____ Texte fourni
Régime des plus-values mobilières. Le champ d’application du PFU s’étend jusqu’aux plus-values de cessions de titres qui étaient depuis 2013 soumises à la barémisation de l’impôt sur le revenu après abattement pour durée de détention. Depuis, les gains réalisés sur des titres acquis après le 1er janvier 2018 sont imposés de plein droit au taux de 12,8 %, auquel s’ajoutent les prélèvements sociaux, sans bénéficier des anciens abattements proportionnels. Lorsqu’il est fait application du PFU, seuls sont imputables sur le montant de la plus-value brute les pertes et le nouvel abattement fixe de 500.000 euros bénéficiant aux dirigeants qui partent à la retraite. La plus-value peut également être imposée sur option au barème progressif, seulement les titres acquis à compter de 2018 et soumis au barème ne profitent pas des abattements de l'ancien régime.
________
• _Consigne A_
Recopiez intégralement, sans la moindre modification, le texte portant sur le régime des plus-values mobilières.
• _Consigne B_
Reproduisez à l'identique les lignes des enregistrements situées entre celle qui contient « row-number-cell: 3592 (59, 386, 88, 397) » et celle qui contient « street-cell: пр-кт Московский (545, 206, 663, 217) », ces deux lignes comprises, et uniquement celles-ci.
Le texte et les enregistrements n'ont aucun lien entre eux.
____ Enregistrements à traiter
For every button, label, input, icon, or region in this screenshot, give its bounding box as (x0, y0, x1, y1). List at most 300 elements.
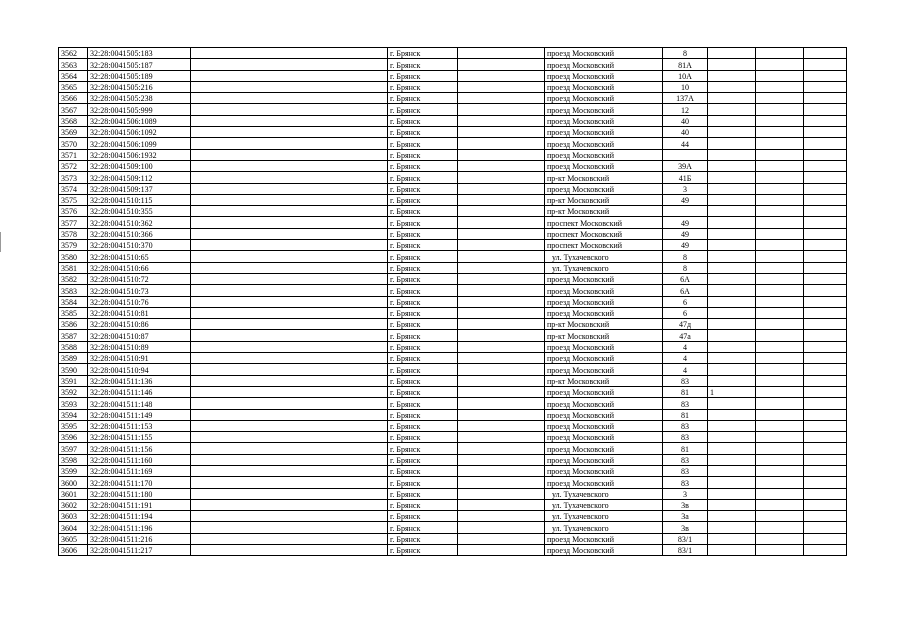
row-number-cell: 3592 (59, 386, 88, 397)
empty-cell (191, 488, 388, 499)
note-cell (708, 115, 756, 126)
street-cell: ул. Тухачевского (545, 262, 663, 273)
note-cell (708, 81, 756, 92)
empty-cell (458, 420, 545, 431)
note-cell (708, 511, 756, 522)
note-cell (708, 307, 756, 318)
table-row (59, 341, 847, 352)
cadastral-number-cell: 32:28:0041510:115 (88, 194, 191, 205)
cadastral-number-cell: 32:28:0041506:1089 (88, 115, 191, 126)
empty-cell (804, 296, 847, 307)
house-number-cell: 8 (663, 251, 708, 262)
city-cell: г. Брянск (388, 465, 458, 476)
empty-cell (804, 183, 847, 194)
empty-cell (756, 499, 804, 510)
street-cell: ул. Тухачевского (545, 499, 663, 510)
empty-cell (191, 409, 388, 420)
cadastral-number-cell: 32:28:0041510:370 (88, 240, 191, 251)
row-number-cell: 3566 (59, 93, 88, 104)
row-number-cell: 3604 (59, 522, 88, 533)
empty-cell (458, 499, 545, 510)
table-row (59, 160, 847, 171)
house-number-cell: 12 (663, 104, 708, 115)
house-number-cell: 49 (663, 240, 708, 251)
empty-cell (756, 364, 804, 375)
empty-cell (458, 353, 545, 364)
table-row (59, 420, 847, 431)
street-cell: проезд Московский (545, 386, 663, 397)
empty-cell (756, 522, 804, 533)
street-cell: пр-кт Московский (545, 319, 663, 330)
row-number-cell: 3580 (59, 251, 88, 262)
row-number-cell: 3585 (59, 307, 88, 318)
empty-cell (756, 409, 804, 420)
street-cell: проезд Московский (545, 127, 663, 138)
street-cell: пр-кт Московский (545, 206, 663, 217)
table-row (59, 319, 847, 330)
table-row (59, 81, 847, 92)
cadastral-number-cell: 32:28:0041510:73 (88, 285, 191, 296)
note-cell (708, 240, 756, 251)
empty-cell (804, 488, 847, 499)
empty-cell (804, 172, 847, 183)
row-number-cell: 3603 (59, 511, 88, 522)
empty-cell (458, 172, 545, 183)
empty-cell (191, 420, 388, 431)
empty-cell (804, 364, 847, 375)
street-cell: пр-кт Московский (545, 375, 663, 386)
house-number-cell: 39А (663, 160, 708, 171)
empty-cell (191, 48, 388, 59)
house-number-cell: 10А (663, 70, 708, 81)
empty-cell (756, 465, 804, 476)
empty-cell (804, 240, 847, 251)
empty-cell (458, 386, 545, 397)
note-cell (708, 409, 756, 420)
city-cell: г. Брянск (388, 149, 458, 160)
street-cell: проезд Московский (545, 115, 663, 126)
row-number-cell: 3567 (59, 104, 88, 115)
empty-cell (458, 115, 545, 126)
cadastral-number-cell: 32:28:0041510:89 (88, 341, 191, 352)
note-cell (708, 217, 756, 228)
house-number-cell: 3а (663, 511, 708, 522)
house-number-cell: 81 (663, 409, 708, 420)
house-number-cell: 3 (663, 183, 708, 194)
cadastral-number-cell: 32:28:0041510:362 (88, 217, 191, 228)
empty-cell (756, 330, 804, 341)
empty-cell (191, 330, 388, 341)
note-cell (708, 319, 756, 330)
house-number-cell: 6 (663, 296, 708, 307)
table-row (59, 217, 847, 228)
house-number-cell: 44 (663, 138, 708, 149)
empty-cell (191, 228, 388, 239)
table-row (59, 104, 847, 115)
empty-cell (804, 138, 847, 149)
table-row (59, 70, 847, 81)
empty-cell (804, 409, 847, 420)
table-row (59, 443, 847, 454)
empty-cell (804, 115, 847, 126)
table-row (59, 240, 847, 251)
row-number-cell: 3601 (59, 488, 88, 499)
street-cell: проезд Московский (545, 477, 663, 488)
empty-cell (191, 172, 388, 183)
table-row (59, 330, 847, 341)
cadastral-number-cell: 32:28:0041510:94 (88, 364, 191, 375)
empty-cell (458, 319, 545, 330)
row-number-cell: 3596 (59, 432, 88, 443)
table-row (59, 432, 847, 443)
cadastral-number-cell: 32:28:0041510:87 (88, 330, 191, 341)
empty-cell (458, 307, 545, 318)
cadastral-number-cell: 32:28:0041511:149 (88, 409, 191, 420)
empty-cell (756, 511, 804, 522)
street-cell: проезд Московский (545, 48, 663, 59)
note-cell (708, 364, 756, 375)
empty-cell (458, 240, 545, 251)
empty-cell (191, 240, 388, 251)
empty-cell (191, 398, 388, 409)
empty-cell (756, 296, 804, 307)
table-row (59, 454, 847, 465)
empty-cell (191, 307, 388, 318)
note-cell (708, 375, 756, 386)
city-cell: г. Брянск (388, 194, 458, 205)
note-cell (708, 341, 756, 352)
note-cell (708, 499, 756, 510)
row-number-cell: 3597 (59, 443, 88, 454)
street-cell: пр-кт Московский (545, 194, 663, 205)
street-cell: проезд Московский (545, 364, 663, 375)
empty-cell (756, 127, 804, 138)
empty-cell (804, 93, 847, 104)
note-cell (708, 533, 756, 544)
table-row (59, 353, 847, 364)
street-cell: проезд Московский (545, 307, 663, 318)
empty-cell (756, 545, 804, 556)
row-number-cell: 3573 (59, 172, 88, 183)
note-cell (708, 398, 756, 409)
empty-cell (756, 183, 804, 194)
street-cell: проезд Московский (545, 341, 663, 352)
empty-cell (756, 319, 804, 330)
note-cell (708, 296, 756, 307)
empty-cell (458, 432, 545, 443)
house-number-cell (663, 149, 708, 160)
city-cell: г. Брянск (388, 330, 458, 341)
street-cell: проезд Московский (545, 432, 663, 443)
empty-cell (804, 104, 847, 115)
empty-cell (191, 273, 388, 284)
empty-cell (458, 477, 545, 488)
empty-cell (458, 443, 545, 454)
empty-cell (756, 172, 804, 183)
house-number-cell: 83 (663, 477, 708, 488)
cadastral-number-cell: 32:28:0041505:999 (88, 104, 191, 115)
note-cell (708, 273, 756, 284)
empty-cell (804, 194, 847, 205)
row-number-cell: 3582 (59, 273, 88, 284)
city-cell: г. Брянск (388, 160, 458, 171)
empty-cell (804, 319, 847, 330)
empty-cell (458, 273, 545, 284)
empty-cell (191, 183, 388, 194)
house-number-cell: 6 (663, 307, 708, 318)
row-number-cell: 3593 (59, 398, 88, 409)
empty-cell (756, 217, 804, 228)
row-number-cell: 3577 (59, 217, 88, 228)
city-cell: г. Брянск (388, 172, 458, 183)
city-cell: г. Брянск (388, 251, 458, 262)
city-cell: г. Брянск (388, 48, 458, 59)
row-number-cell: 3605 (59, 533, 88, 544)
empty-cell (756, 81, 804, 92)
empty-cell (191, 217, 388, 228)
empty-cell (804, 149, 847, 160)
empty-cell (458, 59, 545, 70)
row-number-cell: 3581 (59, 262, 88, 273)
empty-cell (191, 386, 388, 397)
table-row (59, 262, 847, 273)
city-cell: г. Брянск (388, 104, 458, 115)
street-cell: проезд Московский (545, 353, 663, 364)
table-row (59, 533, 847, 544)
empty-cell (458, 330, 545, 341)
empty-cell (804, 307, 847, 318)
house-number-cell: 47а (663, 330, 708, 341)
table-row (59, 296, 847, 307)
note-cell (708, 70, 756, 81)
house-number-cell: 83 (663, 420, 708, 431)
row-number-cell: 3590 (59, 364, 88, 375)
empty-cell (804, 206, 847, 217)
empty-cell (458, 251, 545, 262)
empty-cell (458, 149, 545, 160)
empty-cell (191, 262, 388, 273)
empty-cell (756, 240, 804, 251)
note-cell (708, 465, 756, 476)
table-row (59, 127, 847, 138)
empty-cell (756, 443, 804, 454)
house-number-cell: 6А (663, 285, 708, 296)
table-row (59, 499, 847, 510)
empty-cell (756, 353, 804, 364)
empty-cell (756, 104, 804, 115)
empty-cell (458, 341, 545, 352)
house-number-cell: 49 (663, 194, 708, 205)
table-row (59, 375, 847, 386)
street-cell: проезд Московский (545, 545, 663, 556)
city-cell: г. Брянск (388, 70, 458, 81)
cadastral-number-cell: 32:28:0041510:76 (88, 296, 191, 307)
empty-cell (804, 375, 847, 386)
city-cell: г. Брянск (388, 522, 458, 533)
empty-cell (191, 104, 388, 115)
street-cell: пр-кт Московский (545, 172, 663, 183)
cadastral-number-cell: 32:28:0041511:146 (88, 386, 191, 397)
empty-cell (191, 149, 388, 160)
empty-cell (756, 375, 804, 386)
note-cell (708, 488, 756, 499)
empty-cell (191, 93, 388, 104)
city-cell: г. Брянск (388, 183, 458, 194)
house-number-cell: 83 (663, 454, 708, 465)
empty-cell (191, 499, 388, 510)
city-cell: г. Брянск (388, 353, 458, 364)
cadastral-number-cell: 32:28:0041505:187 (88, 59, 191, 70)
city-cell: г. Брянск (388, 432, 458, 443)
note-cell (708, 545, 756, 556)
empty-cell (804, 330, 847, 341)
city-cell: г. Брянск (388, 386, 458, 397)
empty-cell (756, 206, 804, 217)
house-number-cell: 41Б (663, 172, 708, 183)
table-row (59, 93, 847, 104)
row-number-cell: 3589 (59, 353, 88, 364)
house-number-cell: 47д (663, 319, 708, 330)
empty-cell (458, 217, 545, 228)
note-cell (708, 262, 756, 273)
cadastral-number-cell: 32:28:0041511:156 (88, 443, 191, 454)
empty-cell (756, 398, 804, 409)
empty-cell (458, 398, 545, 409)
street-cell: проезд Московский (545, 138, 663, 149)
house-number-cell: 83 (663, 375, 708, 386)
row-number-cell: 3563 (59, 59, 88, 70)
house-number-cell: 8 (663, 262, 708, 273)
empty-cell (191, 465, 388, 476)
note-cell (708, 93, 756, 104)
empty-cell (804, 545, 847, 556)
city-cell: г. Брянск (388, 499, 458, 510)
empty-cell (756, 160, 804, 171)
empty-cell (191, 81, 388, 92)
house-number-cell: 83/1 (663, 533, 708, 544)
empty-cell (756, 285, 804, 296)
cadastral-number-cell: 32:28:0041511:169 (88, 465, 191, 476)
house-number-cell: 49 (663, 217, 708, 228)
empty-cell (756, 454, 804, 465)
cadastral-number-cell: 32:28:0041505:238 (88, 93, 191, 104)
row-number-cell: 3569 (59, 127, 88, 138)
cadastral-number-cell: 32:28:0041506:1932 (88, 149, 191, 160)
empty-cell (756, 251, 804, 262)
house-number-cell: 49 (663, 228, 708, 239)
empty-cell (458, 285, 545, 296)
street-cell: проезд Московский (545, 70, 663, 81)
row-number-cell: 3570 (59, 138, 88, 149)
empty-cell (458, 454, 545, 465)
house-number-cell: 83 (663, 398, 708, 409)
city-cell: г. Брянск (388, 420, 458, 431)
table-row (59, 138, 847, 149)
row-number-cell: 3568 (59, 115, 88, 126)
note-cell (708, 183, 756, 194)
cadastral-number-cell: 32:28:0041511:191 (88, 499, 191, 510)
empty-cell (191, 364, 388, 375)
city-cell: г. Брянск (388, 375, 458, 386)
note-cell: 1 (708, 386, 756, 397)
street-cell: ул. Тухачевского (545, 488, 663, 499)
row-number-cell: 3584 (59, 296, 88, 307)
empty-cell (756, 138, 804, 149)
city-cell: г. Брянск (388, 477, 458, 488)
empty-cell (191, 251, 388, 262)
empty-cell (804, 477, 847, 488)
city-cell: г. Брянск (388, 127, 458, 138)
empty-cell (458, 127, 545, 138)
house-number-cell: 81 (663, 386, 708, 397)
empty-cell (756, 420, 804, 431)
cadastral-number-cell: 32:28:0041510:91 (88, 353, 191, 364)
cadastral-number-cell: 32:28:0041510:366 (88, 228, 191, 239)
house-number-cell: 4 (663, 364, 708, 375)
street-cell: проезд Московский (545, 533, 663, 544)
table-row (59, 398, 847, 409)
table-row (59, 409, 847, 420)
empty-cell (756, 386, 804, 397)
city-cell: г. Брянск (388, 273, 458, 284)
note-cell (708, 454, 756, 465)
table-row (59, 149, 847, 160)
note-cell (708, 206, 756, 217)
cadastral-number-cell: 32:28:0041510:72 (88, 273, 191, 284)
table-row (59, 251, 847, 262)
empty-cell (756, 273, 804, 284)
row-number-cell: 3598 (59, 454, 88, 465)
cadastral-number-cell: 32:28:0041510:355 (88, 206, 191, 217)
row-number-cell: 3587 (59, 330, 88, 341)
note-cell (708, 285, 756, 296)
empty-cell (804, 70, 847, 81)
street-cell: пр-кт Московский (545, 330, 663, 341)
empty-cell (458, 465, 545, 476)
empty-cell (191, 206, 388, 217)
empty-cell (458, 194, 545, 205)
empty-cell (756, 488, 804, 499)
cadastral-number-cell: 32:28:0041511:155 (88, 432, 191, 443)
empty-cell (458, 488, 545, 499)
note-cell (708, 127, 756, 138)
row-number-cell: 3572 (59, 160, 88, 171)
city-cell: г. Брянск (388, 296, 458, 307)
empty-cell (756, 48, 804, 59)
cadastral-number-cell: 32:28:0041505:216 (88, 81, 191, 92)
empty-cell (804, 465, 847, 476)
note-cell (708, 48, 756, 59)
city-cell: г. Брянск (388, 206, 458, 217)
table-row (59, 273, 847, 284)
empty-cell (191, 285, 388, 296)
street-cell: проезд Московский (545, 104, 663, 115)
street-cell: проезд Московский (545, 160, 663, 171)
empty-cell (804, 522, 847, 533)
note-cell (708, 149, 756, 160)
empty-cell (458, 160, 545, 171)
note-cell (708, 353, 756, 364)
empty-cell (191, 127, 388, 138)
empty-cell (458, 296, 545, 307)
empty-cell (191, 375, 388, 386)
empty-cell (458, 545, 545, 556)
row-number-cell: 3579 (59, 240, 88, 251)
empty-cell (191, 115, 388, 126)
empty-cell (458, 81, 545, 92)
empty-cell (458, 533, 545, 544)
empty-cell (804, 511, 847, 522)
________
• _Réponse finale A_
Régime des plus-values mobilières. Le champ d’application du PFU s’étend jusqu’aux plus-values de cessions de titres qui étaient depuis 2013 soumises à la barémisation de l’impôt sur le revenu après abattement pour durée de détention. Depuis, les gains réalisés sur des titres acquis après le 1er janvier 2018 sont imposés de plein droit au taux de 12,8 %, auquel s’ajoutent les prélèvements sociaux, sans bénéficier des anciens abattements proportionnels. Lorsqu’il est fait application du PFU, seuls sont imputables sur le montant de la plus-value brute les pertes et le nouvel abattement fixe de 500.000 euros bénéficiant aux dirigeants qui partent à la retraite. La plus-value peut également être imposée sur option au barème progressif, seulement les titres acquis à compter de 2018 et soumis au barème ne profitent pas des abattements de l'ancien régime.

• _Réponse finale B_
row-number-cell: 3592 (59, 386, 88, 397)
empty-cell (191, 488, 388, 499)
note-cell (708, 115, 756, 126)
street-cell: ул. Тухачевского (545, 262, 663, 273)
note-cell (708, 81, 756, 92)
empty-cell (458, 420, 545, 431)
note-cell (708, 511, 756, 522)
note-cell (708, 307, 756, 318)
table-row (59, 341, 847, 352)
cadastral-number-cell: 32:28:0041510:115 (88, 194, 191, 205)
cadastral-number-cell: 32:28:0041506:1089 (88, 115, 191, 126)
empty-cell (804, 296, 847, 307)
house-number-cell: 8 (663, 251, 708, 262)
city-cell: г. Брянск (388, 465, 458, 476)
empty-cell (804, 183, 847, 194)
empty-cell (756, 499, 804, 510)
street-cell: ул. Тухачевского (545, 499, 663, 510)
empty-cell (191, 409, 388, 420)
cadastral-number-cell: 32:28:0041510:370 (88, 240, 191, 251)
row-number-cell: 3566 (59, 93, 88, 104)
row-number-cell: 3604 (59, 522, 88, 533)
empty-cell (458, 499, 545, 510)
table-row (59, 160, 847, 171)
house-number-cell: 12 (663, 104, 708, 115)
house-number-cell: 49 (663, 240, 708, 251)
empty-cell (756, 364, 804, 375)
empty-cell (458, 353, 545, 364)
table-row (59, 420, 847, 431)
street-cell: проезд Московский (545, 386, 663, 397)
empty-cell (756, 522, 804, 533)
street-cell: пр-кт Московский (545, 319, 663, 330)
row-number-cell: 3580 (59, 251, 88, 262)
row-number-cell: 3585 (59, 307, 88, 318)
empty-cell (756, 409, 804, 420)
street-cell: проезд Московский (545, 127, 663, 138)
street-cell: пр-кт Московский (545, 206, 663, 217)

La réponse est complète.